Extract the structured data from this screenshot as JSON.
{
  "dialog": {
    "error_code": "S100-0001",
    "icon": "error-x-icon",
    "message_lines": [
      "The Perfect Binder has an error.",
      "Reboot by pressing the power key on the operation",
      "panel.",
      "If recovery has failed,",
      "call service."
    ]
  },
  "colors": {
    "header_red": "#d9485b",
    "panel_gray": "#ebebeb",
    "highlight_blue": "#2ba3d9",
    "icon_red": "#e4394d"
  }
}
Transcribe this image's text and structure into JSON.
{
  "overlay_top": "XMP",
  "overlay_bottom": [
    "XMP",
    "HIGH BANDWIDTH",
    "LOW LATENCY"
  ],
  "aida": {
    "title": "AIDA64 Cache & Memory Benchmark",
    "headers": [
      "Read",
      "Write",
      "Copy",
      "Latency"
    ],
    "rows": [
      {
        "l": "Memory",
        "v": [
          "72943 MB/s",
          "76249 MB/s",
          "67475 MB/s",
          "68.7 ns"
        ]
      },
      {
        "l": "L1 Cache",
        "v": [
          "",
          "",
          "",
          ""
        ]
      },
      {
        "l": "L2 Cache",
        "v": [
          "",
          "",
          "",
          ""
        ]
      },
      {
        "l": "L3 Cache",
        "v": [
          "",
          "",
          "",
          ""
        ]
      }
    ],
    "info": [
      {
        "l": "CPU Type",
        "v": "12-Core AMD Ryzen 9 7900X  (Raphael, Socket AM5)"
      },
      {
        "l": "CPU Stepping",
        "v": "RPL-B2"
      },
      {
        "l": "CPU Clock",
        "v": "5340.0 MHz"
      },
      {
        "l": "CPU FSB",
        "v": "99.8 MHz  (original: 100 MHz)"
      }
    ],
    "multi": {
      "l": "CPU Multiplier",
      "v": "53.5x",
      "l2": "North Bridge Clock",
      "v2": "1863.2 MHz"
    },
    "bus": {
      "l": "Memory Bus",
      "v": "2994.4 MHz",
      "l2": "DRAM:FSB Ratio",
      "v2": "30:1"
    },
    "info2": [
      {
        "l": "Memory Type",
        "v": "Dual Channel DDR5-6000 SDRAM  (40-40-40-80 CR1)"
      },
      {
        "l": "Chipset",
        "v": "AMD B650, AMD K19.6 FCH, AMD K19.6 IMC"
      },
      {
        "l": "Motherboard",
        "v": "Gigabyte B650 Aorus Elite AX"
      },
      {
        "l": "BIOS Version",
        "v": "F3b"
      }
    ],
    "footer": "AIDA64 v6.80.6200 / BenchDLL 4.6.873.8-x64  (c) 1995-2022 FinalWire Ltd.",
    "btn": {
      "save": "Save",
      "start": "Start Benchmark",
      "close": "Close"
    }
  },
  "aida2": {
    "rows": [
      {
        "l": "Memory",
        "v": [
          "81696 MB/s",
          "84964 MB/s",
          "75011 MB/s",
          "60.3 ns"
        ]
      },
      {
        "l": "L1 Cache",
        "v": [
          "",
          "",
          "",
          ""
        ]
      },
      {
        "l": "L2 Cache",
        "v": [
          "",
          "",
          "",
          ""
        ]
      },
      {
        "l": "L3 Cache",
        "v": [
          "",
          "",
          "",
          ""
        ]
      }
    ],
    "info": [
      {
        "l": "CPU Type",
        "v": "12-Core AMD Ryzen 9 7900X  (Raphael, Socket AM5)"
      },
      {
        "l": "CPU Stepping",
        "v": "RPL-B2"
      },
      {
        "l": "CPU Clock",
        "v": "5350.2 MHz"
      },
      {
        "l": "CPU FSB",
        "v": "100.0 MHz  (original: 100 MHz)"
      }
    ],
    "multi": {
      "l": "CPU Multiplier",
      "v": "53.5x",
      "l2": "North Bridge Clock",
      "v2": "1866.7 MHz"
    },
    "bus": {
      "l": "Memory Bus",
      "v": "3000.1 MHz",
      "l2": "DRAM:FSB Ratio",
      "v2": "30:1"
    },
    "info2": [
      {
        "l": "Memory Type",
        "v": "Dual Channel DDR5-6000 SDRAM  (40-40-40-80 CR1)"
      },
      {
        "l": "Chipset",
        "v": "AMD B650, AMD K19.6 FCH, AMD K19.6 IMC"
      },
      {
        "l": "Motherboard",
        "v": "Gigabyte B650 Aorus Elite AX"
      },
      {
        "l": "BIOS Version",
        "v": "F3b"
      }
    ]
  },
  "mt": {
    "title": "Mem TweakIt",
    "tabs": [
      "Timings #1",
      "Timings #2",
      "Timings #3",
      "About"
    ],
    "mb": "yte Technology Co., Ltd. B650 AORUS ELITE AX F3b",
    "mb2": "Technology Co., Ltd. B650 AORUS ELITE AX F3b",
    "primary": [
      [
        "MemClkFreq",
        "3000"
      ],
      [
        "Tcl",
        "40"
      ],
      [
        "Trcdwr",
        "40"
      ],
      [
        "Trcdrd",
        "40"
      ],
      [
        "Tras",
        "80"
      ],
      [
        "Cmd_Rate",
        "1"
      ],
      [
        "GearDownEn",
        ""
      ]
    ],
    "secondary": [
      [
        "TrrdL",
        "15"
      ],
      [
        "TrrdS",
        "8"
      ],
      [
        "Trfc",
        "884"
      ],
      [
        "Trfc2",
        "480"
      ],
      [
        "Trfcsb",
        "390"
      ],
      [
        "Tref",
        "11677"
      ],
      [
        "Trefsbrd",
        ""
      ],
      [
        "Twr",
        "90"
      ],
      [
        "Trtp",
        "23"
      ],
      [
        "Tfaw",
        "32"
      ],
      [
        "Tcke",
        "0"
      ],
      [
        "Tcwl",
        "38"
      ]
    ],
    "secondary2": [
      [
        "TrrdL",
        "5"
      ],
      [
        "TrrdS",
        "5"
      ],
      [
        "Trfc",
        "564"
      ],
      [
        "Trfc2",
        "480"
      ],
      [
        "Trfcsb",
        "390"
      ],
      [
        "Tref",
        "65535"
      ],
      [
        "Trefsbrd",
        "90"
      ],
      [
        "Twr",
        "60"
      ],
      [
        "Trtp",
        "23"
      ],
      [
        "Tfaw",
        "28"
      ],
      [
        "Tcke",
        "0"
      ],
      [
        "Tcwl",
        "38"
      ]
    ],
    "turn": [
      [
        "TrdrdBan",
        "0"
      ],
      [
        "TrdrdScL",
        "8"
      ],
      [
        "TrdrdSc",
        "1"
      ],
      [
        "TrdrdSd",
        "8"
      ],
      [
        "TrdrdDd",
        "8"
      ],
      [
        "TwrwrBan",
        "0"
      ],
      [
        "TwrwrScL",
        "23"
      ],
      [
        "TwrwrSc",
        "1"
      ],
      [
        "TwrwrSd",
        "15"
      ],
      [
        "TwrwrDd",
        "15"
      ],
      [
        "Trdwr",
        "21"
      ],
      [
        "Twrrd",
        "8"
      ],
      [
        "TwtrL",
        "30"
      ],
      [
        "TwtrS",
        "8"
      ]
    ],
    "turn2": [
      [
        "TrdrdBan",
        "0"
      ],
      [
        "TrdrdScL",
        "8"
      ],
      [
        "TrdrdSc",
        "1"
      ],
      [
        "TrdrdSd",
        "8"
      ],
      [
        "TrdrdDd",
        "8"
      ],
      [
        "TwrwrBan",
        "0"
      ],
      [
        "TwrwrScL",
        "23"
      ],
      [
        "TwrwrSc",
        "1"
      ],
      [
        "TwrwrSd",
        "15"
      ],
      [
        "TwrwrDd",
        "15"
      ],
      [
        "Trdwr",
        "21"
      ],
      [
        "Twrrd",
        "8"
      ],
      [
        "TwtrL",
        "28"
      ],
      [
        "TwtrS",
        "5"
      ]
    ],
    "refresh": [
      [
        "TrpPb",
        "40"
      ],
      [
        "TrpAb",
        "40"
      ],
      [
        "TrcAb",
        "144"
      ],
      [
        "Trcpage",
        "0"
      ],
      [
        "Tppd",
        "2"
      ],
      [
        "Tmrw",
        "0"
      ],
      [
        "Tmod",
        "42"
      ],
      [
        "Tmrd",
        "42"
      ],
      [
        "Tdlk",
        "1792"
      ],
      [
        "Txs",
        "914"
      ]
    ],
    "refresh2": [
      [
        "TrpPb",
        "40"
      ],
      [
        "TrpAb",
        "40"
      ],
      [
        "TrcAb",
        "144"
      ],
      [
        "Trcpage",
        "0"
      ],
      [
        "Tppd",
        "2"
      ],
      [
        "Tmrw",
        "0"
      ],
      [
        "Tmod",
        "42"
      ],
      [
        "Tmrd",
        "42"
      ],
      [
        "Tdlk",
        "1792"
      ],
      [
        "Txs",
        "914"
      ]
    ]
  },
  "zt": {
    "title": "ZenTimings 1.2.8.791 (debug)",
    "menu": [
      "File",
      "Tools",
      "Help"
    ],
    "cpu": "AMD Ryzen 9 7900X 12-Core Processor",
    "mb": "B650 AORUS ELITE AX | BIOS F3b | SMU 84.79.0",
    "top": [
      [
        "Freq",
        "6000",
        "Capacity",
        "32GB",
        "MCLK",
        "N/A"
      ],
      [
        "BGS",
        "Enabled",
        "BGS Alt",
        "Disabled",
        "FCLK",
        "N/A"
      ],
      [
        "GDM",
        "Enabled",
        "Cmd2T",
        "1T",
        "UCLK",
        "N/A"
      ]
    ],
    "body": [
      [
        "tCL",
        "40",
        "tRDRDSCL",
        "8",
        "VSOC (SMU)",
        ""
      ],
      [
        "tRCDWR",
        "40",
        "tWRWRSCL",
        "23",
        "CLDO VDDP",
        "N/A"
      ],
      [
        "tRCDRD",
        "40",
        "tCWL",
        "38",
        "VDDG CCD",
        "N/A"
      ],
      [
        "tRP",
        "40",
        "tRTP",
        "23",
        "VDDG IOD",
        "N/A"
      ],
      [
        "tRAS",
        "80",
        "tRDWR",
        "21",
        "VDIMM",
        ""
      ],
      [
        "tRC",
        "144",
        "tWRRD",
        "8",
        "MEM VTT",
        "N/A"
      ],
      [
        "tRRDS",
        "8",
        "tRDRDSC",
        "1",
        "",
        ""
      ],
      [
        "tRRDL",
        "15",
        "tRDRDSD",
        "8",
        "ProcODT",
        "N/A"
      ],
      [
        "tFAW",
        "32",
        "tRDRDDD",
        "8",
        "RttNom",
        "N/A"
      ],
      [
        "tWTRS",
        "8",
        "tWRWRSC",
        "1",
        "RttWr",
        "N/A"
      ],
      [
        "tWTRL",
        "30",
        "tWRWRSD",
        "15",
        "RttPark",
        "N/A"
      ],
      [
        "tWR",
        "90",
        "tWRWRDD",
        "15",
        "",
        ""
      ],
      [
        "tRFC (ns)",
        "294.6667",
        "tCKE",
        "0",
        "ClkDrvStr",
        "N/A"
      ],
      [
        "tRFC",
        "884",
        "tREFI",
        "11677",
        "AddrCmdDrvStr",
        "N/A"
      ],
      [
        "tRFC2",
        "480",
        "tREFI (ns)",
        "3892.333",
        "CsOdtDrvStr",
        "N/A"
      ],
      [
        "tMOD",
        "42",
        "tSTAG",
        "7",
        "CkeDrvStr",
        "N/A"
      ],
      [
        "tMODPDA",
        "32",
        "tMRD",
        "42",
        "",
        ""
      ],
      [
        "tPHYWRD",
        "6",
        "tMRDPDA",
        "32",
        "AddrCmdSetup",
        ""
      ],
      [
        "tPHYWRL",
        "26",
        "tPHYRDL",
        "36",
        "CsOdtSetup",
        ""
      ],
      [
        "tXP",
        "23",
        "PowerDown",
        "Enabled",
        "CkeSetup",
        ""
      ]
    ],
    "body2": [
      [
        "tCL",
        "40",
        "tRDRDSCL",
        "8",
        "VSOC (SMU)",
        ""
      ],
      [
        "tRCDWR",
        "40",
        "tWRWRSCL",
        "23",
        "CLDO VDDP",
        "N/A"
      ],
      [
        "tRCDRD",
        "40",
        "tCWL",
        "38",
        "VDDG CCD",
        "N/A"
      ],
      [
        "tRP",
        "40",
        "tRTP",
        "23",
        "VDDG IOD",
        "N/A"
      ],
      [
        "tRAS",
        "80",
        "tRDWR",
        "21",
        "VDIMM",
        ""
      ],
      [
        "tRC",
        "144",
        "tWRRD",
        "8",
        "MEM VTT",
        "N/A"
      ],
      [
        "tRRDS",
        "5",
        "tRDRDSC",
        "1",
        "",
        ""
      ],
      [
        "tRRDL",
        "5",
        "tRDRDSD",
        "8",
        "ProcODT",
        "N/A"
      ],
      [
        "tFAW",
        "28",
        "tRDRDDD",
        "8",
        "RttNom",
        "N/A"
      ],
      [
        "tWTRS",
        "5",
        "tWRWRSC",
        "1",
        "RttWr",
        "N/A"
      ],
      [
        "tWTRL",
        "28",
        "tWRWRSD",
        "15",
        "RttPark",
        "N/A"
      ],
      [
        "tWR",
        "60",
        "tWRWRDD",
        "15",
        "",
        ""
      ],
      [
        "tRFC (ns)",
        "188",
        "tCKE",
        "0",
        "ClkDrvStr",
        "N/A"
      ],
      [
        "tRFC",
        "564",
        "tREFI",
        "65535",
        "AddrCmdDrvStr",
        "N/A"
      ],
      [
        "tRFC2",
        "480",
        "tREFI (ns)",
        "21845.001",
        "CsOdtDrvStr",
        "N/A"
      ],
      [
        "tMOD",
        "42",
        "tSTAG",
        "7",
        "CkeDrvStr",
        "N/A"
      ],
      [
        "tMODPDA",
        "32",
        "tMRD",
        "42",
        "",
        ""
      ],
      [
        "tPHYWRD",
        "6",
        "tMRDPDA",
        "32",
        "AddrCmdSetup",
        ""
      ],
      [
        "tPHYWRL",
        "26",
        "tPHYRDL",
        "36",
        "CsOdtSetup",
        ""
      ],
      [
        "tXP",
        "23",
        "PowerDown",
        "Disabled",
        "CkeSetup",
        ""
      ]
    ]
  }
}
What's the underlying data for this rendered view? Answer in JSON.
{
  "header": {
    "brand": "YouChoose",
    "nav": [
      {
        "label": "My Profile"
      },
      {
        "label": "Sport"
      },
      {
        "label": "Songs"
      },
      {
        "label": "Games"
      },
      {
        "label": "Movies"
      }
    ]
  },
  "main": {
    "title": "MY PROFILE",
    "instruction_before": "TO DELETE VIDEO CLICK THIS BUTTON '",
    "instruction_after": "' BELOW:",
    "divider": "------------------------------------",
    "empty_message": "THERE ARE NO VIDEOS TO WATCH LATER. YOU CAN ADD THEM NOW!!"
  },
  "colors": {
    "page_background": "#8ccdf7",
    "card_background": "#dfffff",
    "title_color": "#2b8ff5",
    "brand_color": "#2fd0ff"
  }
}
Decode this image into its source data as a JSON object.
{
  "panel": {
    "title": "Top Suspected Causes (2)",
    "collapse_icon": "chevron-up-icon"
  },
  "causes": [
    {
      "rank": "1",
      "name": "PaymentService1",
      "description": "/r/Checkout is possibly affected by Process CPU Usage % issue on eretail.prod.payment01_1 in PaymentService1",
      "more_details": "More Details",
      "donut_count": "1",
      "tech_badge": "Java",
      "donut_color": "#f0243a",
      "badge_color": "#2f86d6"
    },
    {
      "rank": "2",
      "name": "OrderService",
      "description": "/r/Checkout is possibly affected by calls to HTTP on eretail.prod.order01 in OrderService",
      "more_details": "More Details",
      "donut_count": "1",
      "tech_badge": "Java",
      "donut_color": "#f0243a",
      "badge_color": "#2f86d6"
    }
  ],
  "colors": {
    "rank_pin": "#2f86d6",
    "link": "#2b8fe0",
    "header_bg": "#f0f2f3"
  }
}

________

## [INSTRUCTIONS FOR THE TASK]
In the entries above, identify every line with the string "data".

## [RIGHT ANSWER]
Extract the structured data from this screenshot as JSON.
What's the underlying data for this rendered view? Answer in JSON.
Decode this image into its source data as a JSON object.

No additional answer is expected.